■ TASK TO COMPLETE:
Where a line in the material below has the string "autogreffe", please report it.

MATERIAL FOR THE TASK below:

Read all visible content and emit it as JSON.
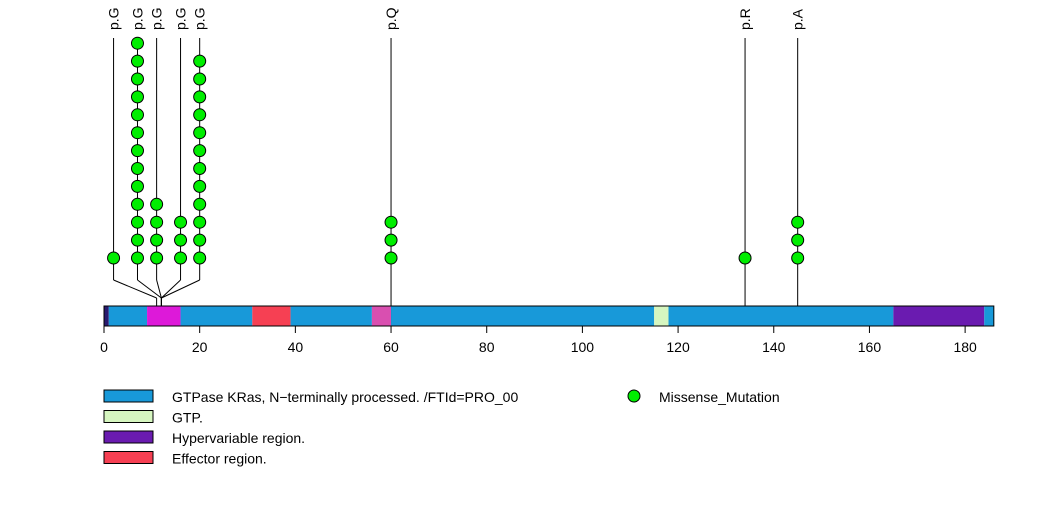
{
  "chart_data": {
    "type": "lollipop",
    "protein_length": 186,
    "xlim": [
      0,
      186
    ],
    "x_ticks": [
      0,
      20,
      40,
      60,
      80,
      100,
      120,
      140,
      160,
      180
    ],
    "domains": [
      {
        "start": 0,
        "end": 1,
        "color": "#2a1a6e"
      },
      {
        "start": 1,
        "end": 9,
        "color": "#1899d9"
      },
      {
        "start": 9,
        "end": 16,
        "color": "#dd19d9"
      },
      {
        "start": 16,
        "end": 31,
        "color": "#1899d9"
      },
      {
        "start": 31,
        "end": 39,
        "color": "#f64053"
      },
      {
        "start": 39,
        "end": 56,
        "color": "#1899d9"
      },
      {
        "start": 56,
        "end": 60,
        "color": "#d94fb0"
      },
      {
        "start": 60,
        "end": 115,
        "color": "#1899d9"
      },
      {
        "start": 115,
        "end": 118,
        "color": "#d6f6c0"
      },
      {
        "start": 118,
        "end": 165,
        "color": "#1899d9"
      },
      {
        "start": 165,
        "end": 184,
        "color": "#6a1bb0"
      },
      {
        "start": 184,
        "end": 186,
        "color": "#1899d9"
      }
    ],
    "mutations": [
      {
        "label": "p.G",
        "position": 2,
        "count": 1
      },
      {
        "label": "p.G",
        "position": 7,
        "count": 13
      },
      {
        "label": "p.G",
        "position": 11,
        "count": 4
      },
      {
        "label": "p.G",
        "position": 16,
        "count": 3
      },
      {
        "label": "p.G",
        "position": 20,
        "count": 12
      },
      {
        "label": "p.Q",
        "position": 60,
        "count": 3
      },
      {
        "label": "p.R",
        "position": 134,
        "count": 1
      },
      {
        "label": "p.A",
        "position": 145,
        "count": 3
      }
    ],
    "anchor_positions": [
      11,
      12,
      12,
      12,
      12
    ],
    "legend": [
      {
        "label": "GTPase KRas, N−terminally processed. /FTId=PRO_00",
        "color": "#1899d9",
        "kind": "box"
      },
      {
        "label": "GTP.",
        "color": "#d6f6c0",
        "kind": "box"
      },
      {
        "label": "Hypervariable region.",
        "color": "#6a1bb0",
        "kind": "box"
      },
      {
        "label": "Effector region.",
        "color": "#f64053",
        "kind": "box"
      },
      {
        "label": "Missense_Mutation",
        "color": "#00ee00",
        "kind": "dot"
      }
    ]
  }
}
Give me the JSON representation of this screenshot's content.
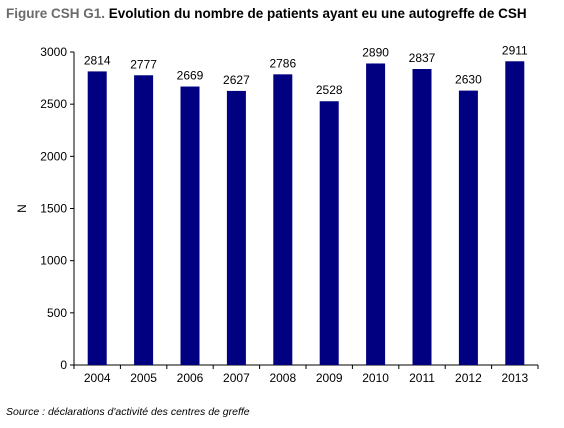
{
  "header": {
    "prefix": "Figure CSH G1.",
    "title": "Evolution du nombre de patients ayant eu une autogreffe de CSH"
  },
  "footer": {
    "source": "Source : déclarations d'activité des centres de greffe"
  },
  "chart_data": {
    "type": "bar",
    "categories": [
      "2004",
      "2005",
      "2006",
      "2007",
      "2008",
      "2009",
      "2010",
      "2011",
      "2012",
      "2013"
    ],
    "values": [
      2814,
      2777,
      2669,
      2627,
      2786,
      2528,
      2890,
      2837,
      2630,
      2911
    ],
    "data_labels": [
      "2814",
      "2777",
      "2669",
      "2627",
      "2786",
      "2528",
      "2890",
      "2837",
      "2630",
      "2911"
    ],
    "title": "Evolution du nombre de patients ayant eu une autogreffe de CSH",
    "xlabel": "",
    "ylabel": "N",
    "ylim": [
      0,
      3000
    ],
    "yticks": [
      0,
      500,
      1000,
      1500,
      2000,
      2500,
      3000
    ],
    "grid": false,
    "legend": "none",
    "bar_color": "#000080"
  }
}
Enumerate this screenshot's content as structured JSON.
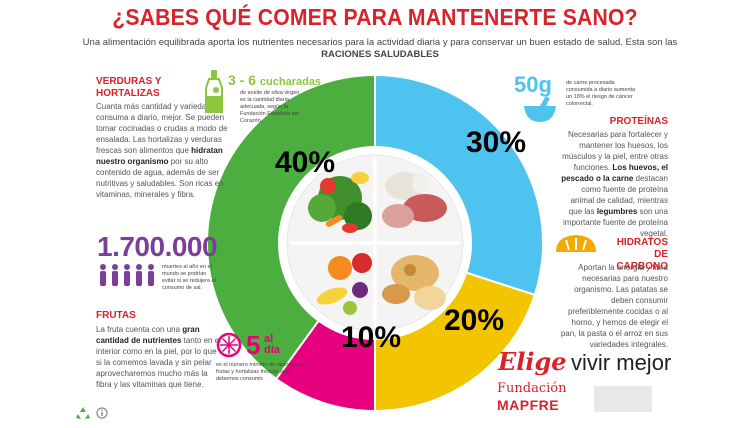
{
  "title": "¿SABES QUÉ COMER PARA MANTENERTE SANO?",
  "subtitle": {
    "text": "Una alimentación equilibrada aporta los nutrientes necesarios para la actividad diaria y para conservar un buen estado de salud. Esta son las",
    "bold": "RACIONES SALUDABLES"
  },
  "colors": {
    "red": "#d8232a",
    "green": "#4bae3f",
    "blue": "#4fc3ef",
    "yellow": "#f2c500",
    "magenta": "#e6007e",
    "purple": "#7b3f98",
    "lime": "#8cc63f",
    "orange": "#f2a900"
  },
  "chart_data": {
    "type": "pie",
    "title": "¿SABES QUÉ COMER PARA MANTENERTE SANO?",
    "categories": [
      "Verduras y hortalizas",
      "Proteínas",
      "Hidratos de carbono",
      "Frutas"
    ],
    "values": [
      40,
      30,
      20,
      10
    ],
    "labels": [
      "40%",
      "30%",
      "20%",
      "10%"
    ]
  },
  "verduras": {
    "heading_line1": "VERDURAS Y",
    "heading_line2": "HORTALIZAS",
    "body_pre": "Cuanta más cantidad y variedad se consuma a diario, mejor. Se pueden tomar cocinadas o crudas a modo de ensalada. Las hortalizas y verduras frescas son alimentos que",
    "body_bold": "hidratan nuestro organismo",
    "body_post": "por su alto contenido de agua, además de ser nutritivas y saludables. Son ricas en vitaminas, minerales y fibra."
  },
  "aceite": {
    "amount": "3 - 6",
    "unit": "cucharadas",
    "note": "de aceite de oliva virgen es la cantidad diaria adecuada, según la Fundación Española del Corazón."
  },
  "carne": {
    "amount": "50g",
    "note": "de carne procesada consumida a diario aumenta un 18% el riesgo de cáncer colorrectal."
  },
  "proteinas": {
    "heading": "PROTEÍNAS",
    "body_pre": "Necesarias para fortalecer y mantener los huesos, los músculos y la piel, entre otras funciones.",
    "body_bold": "Los huevos, el pescado o la carne",
    "body_mid": "destacan como fuente de proteína animal de calidad, mientras que las",
    "body_bold2": "legumbres",
    "body_post": "son una importante fuente de proteína vegetal."
  },
  "personas": {
    "number": "1.700.000",
    "note": "muertes al año en el mundo se podrían evitar si se redujera el consumo de sal."
  },
  "hidratos": {
    "heading_line1": "HIDRATOS",
    "heading_line2": "DE CARBONO",
    "body": "Aportan la energía y fibra necesarias para nuestro organismo. Las patatas se deben consumir preferiblemente cocidas o al horno, y hemos de elegir el pan, la pasta o el arroz en sus variedades integrales."
  },
  "frutas": {
    "heading": "FRUTAS",
    "body_pre": "La fruta cuenta con una",
    "body_bold": "gran cantidad de nutrientes",
    "body_post": "tanto en el interior como en la piel, por lo que si la comemos lavada y sin pelar aprovecharemos mucho más la fibra y las vitaminas que tiene."
  },
  "cinco": {
    "number": "5",
    "unit_line1": "al",
    "unit_line2": "día",
    "note": "es el número mínimo de raciones de frutas y hortalizas frescas que debemos consumir."
  },
  "tagline": {
    "script": "Elige",
    "rest": "vivir mejor"
  },
  "fundacion": {
    "line1": "Fundación",
    "line2": "MAPFRE"
  },
  "icons": {
    "oil": "oil-bottle-icon",
    "meat": "mortar-icon",
    "bread": "bread-icon",
    "lemon": "lemon-slice-icon",
    "people": "people-icon",
    "recycle": "recycle-icon"
  }
}
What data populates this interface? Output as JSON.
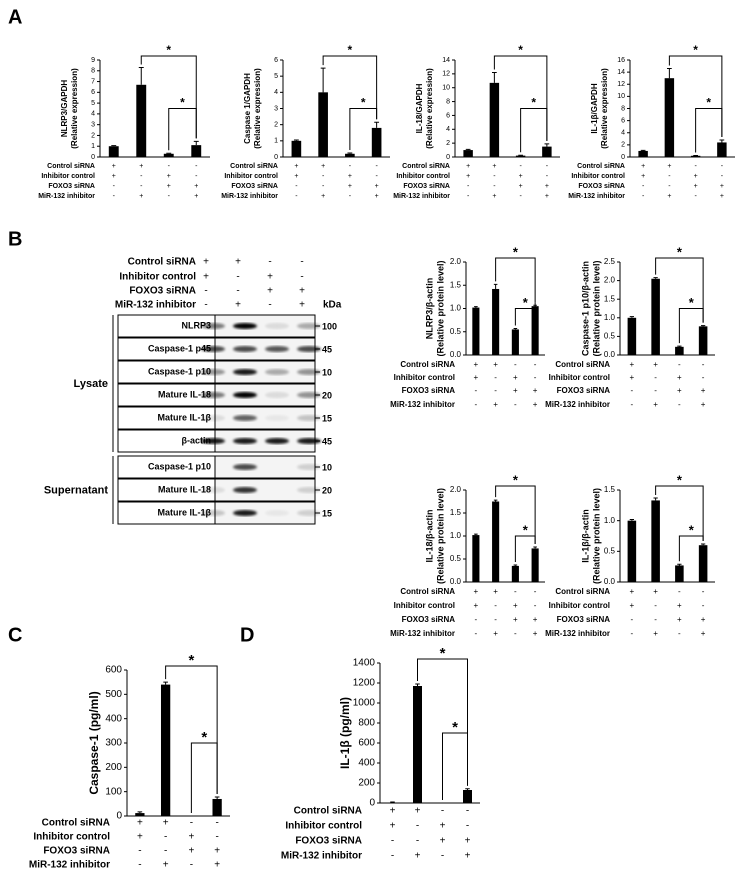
{
  "panels": [
    "A",
    "B",
    "C",
    "D"
  ],
  "treatments": {
    "labels": [
      "Control siRNA",
      "Inhibitor control",
      "FOXO3 siRNA",
      "MiR-132 inhibitor"
    ],
    "signs": [
      [
        "+",
        "+",
        "-",
        "-"
      ],
      [
        "+",
        "-",
        "+",
        "-"
      ],
      [
        "-",
        "-",
        "+",
        "+"
      ],
      [
        "-",
        "+",
        "-",
        "+"
      ]
    ]
  },
  "blot": {
    "kda_label": "kDa",
    "groups": [
      {
        "label": "Lysate",
        "bands": [
          {
            "name": "NLRP3",
            "kda": 100
          },
          {
            "name": "Caspase-1 p45",
            "kda": 45
          },
          {
            "name": "Caspase-1 p10",
            "kda": 10
          },
          {
            "name": "Mature IL-18",
            "kda": 20
          },
          {
            "name": "Mature IL-1β",
            "kda": 15
          },
          {
            "name": "β-actin",
            "kda": 45
          }
        ]
      },
      {
        "label": "Supernatant",
        "bands": [
          {
            "name": "Caspase-1 p10",
            "kda": 10
          },
          {
            "name": "Mature IL-18",
            "kda": 20
          },
          {
            "name": "Mature IL-1β",
            "kda": 15
          }
        ]
      }
    ]
  },
  "chart_data": [
    {
      "type": "bar",
      "ylabel": [
        "NLRP3/GAPDH",
        "(Relative expression)"
      ],
      "ylim": [
        0,
        9
      ],
      "yticks": [
        0,
        1,
        2,
        3,
        4,
        5,
        6,
        7,
        8,
        9
      ],
      "values": [
        1,
        6.7,
        0.3,
        1.1
      ],
      "errors": [
        0.05,
        1.6,
        0.05,
        0.35
      ],
      "color": "#000000",
      "significance": "*"
    },
    {
      "type": "bar",
      "ylabel": [
        "Caspase 1/GAPDH",
        "(Relative expression)"
      ],
      "ylim": [
        0,
        6
      ],
      "yticks": [
        0,
        1,
        2,
        3,
        4,
        5,
        6
      ],
      "values": [
        1,
        4,
        0.2,
        1.8
      ],
      "errors": [
        0.05,
        1.5,
        0.05,
        0.35
      ],
      "color": "#000000",
      "significance": "*"
    },
    {
      "type": "bar",
      "ylabel": [
        "IL-18/GAPDH",
        "(Relative expression)"
      ],
      "ylim": [
        0,
        14
      ],
      "yticks": [
        0,
        2,
        4,
        6,
        8,
        10,
        12,
        14
      ],
      "values": [
        1,
        10.7,
        0.2,
        1.5
      ],
      "errors": [
        0.1,
        1.5,
        0.05,
        0.4
      ],
      "color": "#000000",
      "significance": "*"
    },
    {
      "type": "bar",
      "ylabel": [
        "IL-1β/GAPDH",
        "(Relative expression)"
      ],
      "ylim": [
        0,
        16
      ],
      "yticks": [
        0,
        2,
        4,
        6,
        8,
        10,
        12,
        14,
        16
      ],
      "values": [
        1,
        13,
        0.2,
        2.4
      ],
      "errors": [
        0.1,
        1.6,
        0.05,
        0.4
      ],
      "color": "#000000",
      "significance": "*"
    },
    {
      "type": "bar",
      "ylabel": [
        "NLRP3/β-actin",
        "(Relative protein level)"
      ],
      "ylim": [
        0,
        2
      ],
      "yticks": [
        {
          "value": 0,
          "label": "0.0"
        },
        0.5,
        {
          "value": 1,
          "label": "1.0"
        },
        1.5,
        {
          "value": 2,
          "label": "2.0"
        }
      ],
      "values": [
        1.02,
        1.42,
        0.55,
        1.05
      ],
      "errors": [
        0.02,
        0.1,
        0.02,
        0.02
      ],
      "color": "#000000",
      "significance": "*"
    },
    {
      "type": "bar",
      "ylabel": [
        "Caspase-1 p10/β-actin",
        "(Relative protein level)"
      ],
      "ylim": [
        0,
        2.5
      ],
      "yticks": [
        {
          "value": 0,
          "label": "0.0"
        },
        0.5,
        {
          "value": 1,
          "label": "1.0"
        },
        1.5,
        {
          "value": 2,
          "label": "2.0"
        },
        2.5
      ],
      "values": [
        1.0,
        2.05,
        0.22,
        0.77
      ],
      "errors": [
        0.03,
        0.03,
        0.02,
        0.02
      ],
      "color": "#000000",
      "significance": "*"
    },
    {
      "type": "bar",
      "ylabel": [
        "IL-18/β-actin",
        "(Relative protein level)"
      ],
      "ylim": [
        0,
        2
      ],
      "yticks": [
        {
          "value": 0,
          "label": "0.0"
        },
        0.5,
        {
          "value": 1,
          "label": "1.0"
        },
        1.5,
        {
          "value": 2,
          "label": "2.0"
        }
      ],
      "values": [
        1.02,
        1.75,
        0.35,
        0.73
      ],
      "errors": [
        0.02,
        0.03,
        0.02,
        0.03
      ],
      "color": "#000000",
      "significance": "*"
    },
    {
      "type": "bar",
      "ylabel": [
        "IL-1β/β-actin",
        "(Relative protein level)"
      ],
      "ylim": [
        0,
        1.5
      ],
      "yticks": [
        {
          "value": 0,
          "label": "0.0"
        },
        0.5,
        {
          "value": 1,
          "label": "1.0"
        },
        1.5
      ],
      "values": [
        1.0,
        1.33,
        0.27,
        0.6
      ],
      "errors": [
        0.02,
        0.04,
        0.02,
        0.02
      ],
      "color": "#000000",
      "significance": "*"
    },
    {
      "type": "bar",
      "ylabel": [
        "Caspase-1 (pg/ml)"
      ],
      "ylim": [
        0,
        600
      ],
      "yticks": [
        0,
        100,
        200,
        300,
        400,
        500,
        600
      ],
      "values": [
        12,
        540,
        0,
        70
      ],
      "errors": [
        5,
        10,
        0,
        8
      ],
      "color": "#000000",
      "significance": "*"
    },
    {
      "type": "bar",
      "ylabel": [
        "IL-1β (pg/ml)"
      ],
      "ylim": [
        0,
        1400
      ],
      "yticks": [
        0,
        200,
        400,
        600,
        800,
        1000,
        1200,
        1400
      ],
      "values": [
        5,
        1170,
        0,
        130
      ],
      "errors": [
        5,
        20,
        0,
        12
      ],
      "color": "#000000",
      "significance": "*"
    }
  ]
}
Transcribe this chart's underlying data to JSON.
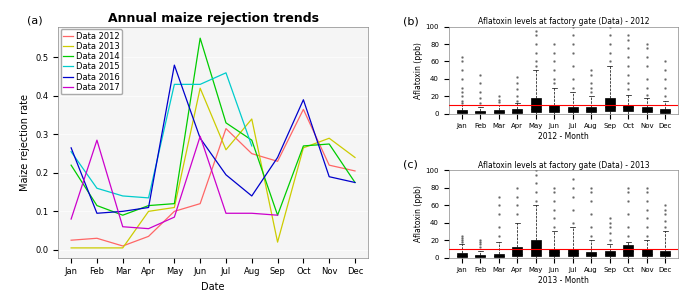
{
  "title_a": "Annual maize rejection trends",
  "xlabel_a": "Date",
  "ylabel_a": "Maize rejection rate",
  "months": [
    "Jan",
    "Feb",
    "Mar",
    "Apr",
    "May",
    "Jun",
    "Jul",
    "Aug",
    "Sep",
    "Oct",
    "Nov",
    "Dec"
  ],
  "series_order": [
    "Data 2012",
    "Data 2013",
    "Data 2014",
    "Data 2015",
    "Data 2016",
    "Data 2017"
  ],
  "series": {
    "Data 2012": {
      "color": "#FF6666",
      "values": [
        0.025,
        0.03,
        0.01,
        0.035,
        0.1,
        0.12,
        0.315,
        0.25,
        0.23,
        0.365,
        0.22,
        0.205
      ]
    },
    "Data 2013": {
      "color": "#CCCC00",
      "values": [
        0.005,
        0.005,
        0.005,
        0.1,
        0.11,
        0.42,
        0.26,
        0.34,
        0.02,
        0.265,
        0.29,
        0.24
      ]
    },
    "Data 2014": {
      "color": "#00CC00",
      "values": [
        0.22,
        0.115,
        0.09,
        0.115,
        0.12,
        0.55,
        0.33,
        0.285,
        0.09,
        0.27,
        0.275,
        0.175
      ]
    },
    "Data 2015": {
      "color": "#00CCCC",
      "values": [
        0.255,
        0.16,
        0.14,
        0.135,
        0.43,
        0.43,
        0.46,
        0.27,
        null,
        null,
        null,
        null
      ]
    },
    "Data 2016": {
      "color": "#0000CC",
      "values": [
        0.265,
        0.095,
        0.1,
        0.11,
        0.48,
        0.29,
        0.195,
        0.14,
        0.24,
        0.39,
        0.19,
        0.175
      ]
    },
    "Data 2017": {
      "color": "#CC00CC",
      "values": [
        0.08,
        0.285,
        0.06,
        0.055,
        0.085,
        0.295,
        0.095,
        0.095,
        0.09,
        null,
        null,
        null
      ]
    }
  },
  "ylim_a": [
    -0.02,
    0.58
  ],
  "yticks_a": [
    0.0,
    0.1,
    0.2,
    0.3,
    0.4,
    0.5
  ],
  "title_b": "Aflatoxin levels at factory gate (Data) - 2012",
  "title_c": "Aflatoxin levels at factory gate (Data) - 2013",
  "ylabel_bc": "Aflatoxin (ppb)",
  "xlabel_b": "2012 - Month",
  "xlabel_c": "2013 - Month",
  "red_line": 10,
  "ylim_bc": [
    0,
    100
  ],
  "yticks_bc": [
    0,
    20,
    40,
    60,
    80,
    100
  ],
  "box_stats_2012": [
    {
      "med": 2,
      "q1": 1,
      "q3": 4,
      "whislo": 0,
      "whishi": 10,
      "fliers": [
        12,
        15,
        20,
        25,
        30,
        40,
        50,
        60,
        65
      ]
    },
    {
      "med": 2,
      "q1": 1,
      "q3": 3,
      "whislo": 0,
      "whishi": 8,
      "fliers": [
        12,
        18,
        25,
        35,
        45
      ]
    },
    {
      "med": 2,
      "q1": 1,
      "q3": 4,
      "whislo": 0,
      "whishi": 10,
      "fliers": [
        13,
        16,
        20
      ]
    },
    {
      "med": 2,
      "q1": 1,
      "q3": 5,
      "whislo": 0,
      "whishi": 12,
      "fliers": [
        15,
        20,
        28,
        35,
        42
      ]
    },
    {
      "med": 5,
      "q1": 2,
      "q3": 18,
      "whislo": 0,
      "whishi": 50,
      "fliers": [
        55,
        60,
        70,
        80,
        90,
        95
      ]
    },
    {
      "med": 4,
      "q1": 2,
      "q3": 10,
      "whislo": 0,
      "whishi": 30,
      "fliers": [
        35,
        40,
        50,
        60,
        70,
        80
      ]
    },
    {
      "med": 4,
      "q1": 2,
      "q3": 8,
      "whislo": 0,
      "whishi": 25,
      "fliers": [
        30,
        40,
        55,
        70,
        80,
        90,
        100
      ]
    },
    {
      "med": 4,
      "q1": 2,
      "q3": 8,
      "whislo": 0,
      "whishi": 20,
      "fliers": [
        25,
        30,
        35,
        45,
        50
      ]
    },
    {
      "med": 8,
      "q1": 3,
      "q3": 18,
      "whislo": 0,
      "whishi": 55,
      "fliers": [
        60,
        70,
        80,
        90,
        100
      ]
    },
    {
      "med": 8,
      "q1": 3,
      "q3": 10,
      "whislo": 0,
      "whishi": 22,
      "fliers": [
        28,
        35,
        45,
        55,
        65,
        75,
        85,
        90
      ]
    },
    {
      "med": 4,
      "q1": 2,
      "q3": 8,
      "whislo": 0,
      "whishi": 18,
      "fliers": [
        22,
        30,
        40,
        55,
        65,
        75,
        80
      ]
    },
    {
      "med": 3,
      "q1": 1,
      "q3": 6,
      "whislo": 0,
      "whishi": 15,
      "fliers": [
        20,
        30,
        40,
        50,
        60
      ]
    }
  ],
  "box_stats_2013": [
    {
      "med": 2,
      "q1": 1,
      "q3": 5,
      "whislo": 0,
      "whishi": 15,
      "fliers": [
        18,
        20,
        22,
        25
      ]
    },
    {
      "med": 2,
      "q1": 1,
      "q3": 3,
      "whislo": 0,
      "whishi": 8,
      "fliers": [
        12,
        15,
        18,
        20
      ]
    },
    {
      "med": 2,
      "q1": 1,
      "q3": 4,
      "whislo": 0,
      "whishi": 18,
      "fliers": [
        25,
        35,
        50,
        60,
        70
      ]
    },
    {
      "med": 4,
      "q1": 2,
      "q3": 12,
      "whislo": 0,
      "whishi": 40,
      "fliers": [
        50,
        60,
        70,
        80
      ]
    },
    {
      "med": 10,
      "q1": 2,
      "q3": 20,
      "whislo": 0,
      "whishi": 60,
      "fliers": [
        65,
        75,
        85,
        95,
        100
      ]
    },
    {
      "med": 6,
      "q1": 2,
      "q3": 10,
      "whislo": 0,
      "whishi": 30,
      "fliers": [
        35,
        45,
        55,
        65,
        75,
        80
      ]
    },
    {
      "med": 5,
      "q1": 2,
      "q3": 10,
      "whislo": 0,
      "whishi": 35,
      "fliers": [
        40,
        55,
        70,
        80,
        90
      ]
    },
    {
      "med": 4,
      "q1": 2,
      "q3": 6,
      "whislo": 0,
      "whishi": 20,
      "fliers": [
        25,
        35,
        50,
        65,
        75,
        80
      ]
    },
    {
      "med": 4,
      "q1": 2,
      "q3": 8,
      "whislo": 0,
      "whishi": 15,
      "fliers": [
        20,
        28,
        35,
        40,
        45
      ]
    },
    {
      "med": 8,
      "q1": 2,
      "q3": 14,
      "whislo": 0,
      "whishi": 18,
      "fliers": [
        25,
        35,
        50,
        65,
        75,
        80
      ]
    },
    {
      "med": 4,
      "q1": 2,
      "q3": 10,
      "whislo": 0,
      "whishi": 20,
      "fliers": [
        25,
        35,
        45,
        55,
        65,
        75,
        80
      ]
    },
    {
      "med": 4,
      "q1": 2,
      "q3": 8,
      "whislo": 0,
      "whishi": 30,
      "fliers": [
        35,
        42,
        50,
        55,
        60
      ]
    }
  ],
  "bg_color": "#f5f5f5",
  "title_fontsize_a": 9,
  "title_fontsize_bc": 5.5,
  "axis_label_fontsize_a": 7,
  "axis_label_fontsize_bc": 5.5,
  "tick_fontsize_a": 6,
  "tick_fontsize_bc": 5,
  "legend_fontsize": 6,
  "panel_label_fontsize": 8
}
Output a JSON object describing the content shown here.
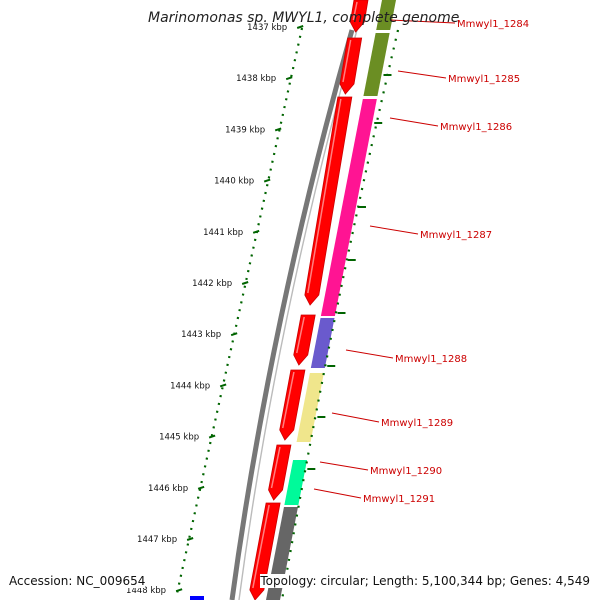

End of MATERIAL FOR THE TASK.

■ RESULT OF THE TASK:
    "title": "Evolution du nombre de patients ayant eu une autogreffe de CSH"
    "title": "Evolution du nombre de patients ayant eu une autogreffe de CSH",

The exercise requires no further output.